[Figure content listings]
★ ★ ★ ★ ★ ★ ★

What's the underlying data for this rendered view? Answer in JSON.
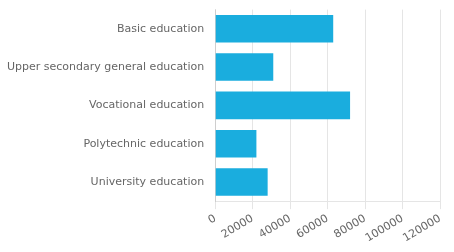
{
  "chart_data": {
    "type": "bar",
    "orientation": "horizontal",
    "categories": [
      "University education",
      "Polytechnic education",
      "Vocational education",
      "Upper secondary general education",
      "Basic education"
    ],
    "values": [
      28000,
      22000,
      72000,
      31000,
      63000
    ],
    "color": "#1aadde",
    "xlim": [
      0,
      120000
    ],
    "xticks": [
      0,
      20000,
      40000,
      60000,
      80000,
      100000,
      120000
    ],
    "grid": true
  }
}
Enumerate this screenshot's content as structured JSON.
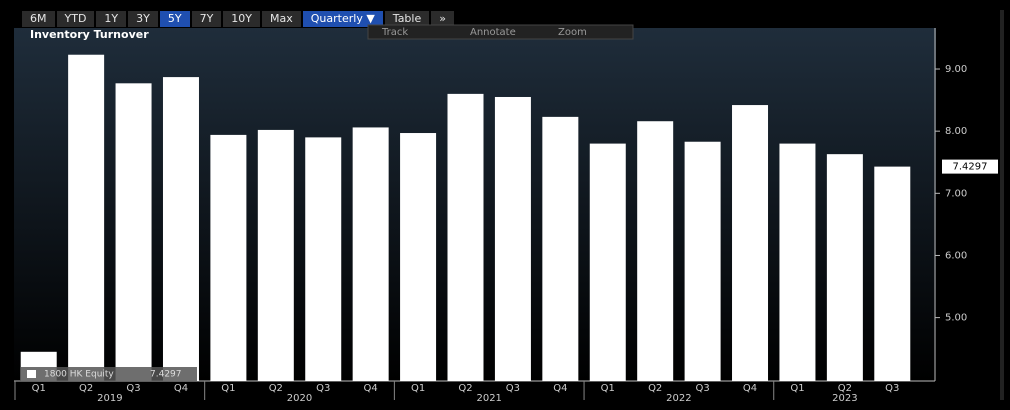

★ ★ ★ ★ ★ ★ ★

# Exercise description
The records above need to be restated word for word, with the pictures left out.

# Exercise output
What's the underlying data for this rendered view? Answer in JSON.
{
  "chart_data": {
    "type": "bar",
    "orientation": "horizontal",
    "categories": [
      "University education",
      "Polytechnic education",
      "Vocational education",
      "Upper secondary general education",
      "Basic education"
    ],
    "values": [
      28000,
      22000,
      72000,
      31000,
      63000
    ],
    "color": "#1aadde",
    "xlim": [
      0,
      120000
    ],
    "xticks": [
      0,
      20000,
      40000,
      60000,
      80000,
      100000,
      120000
    ],
    "grid": true
  }
}
Enumerate this screenshot's content as structured JSON.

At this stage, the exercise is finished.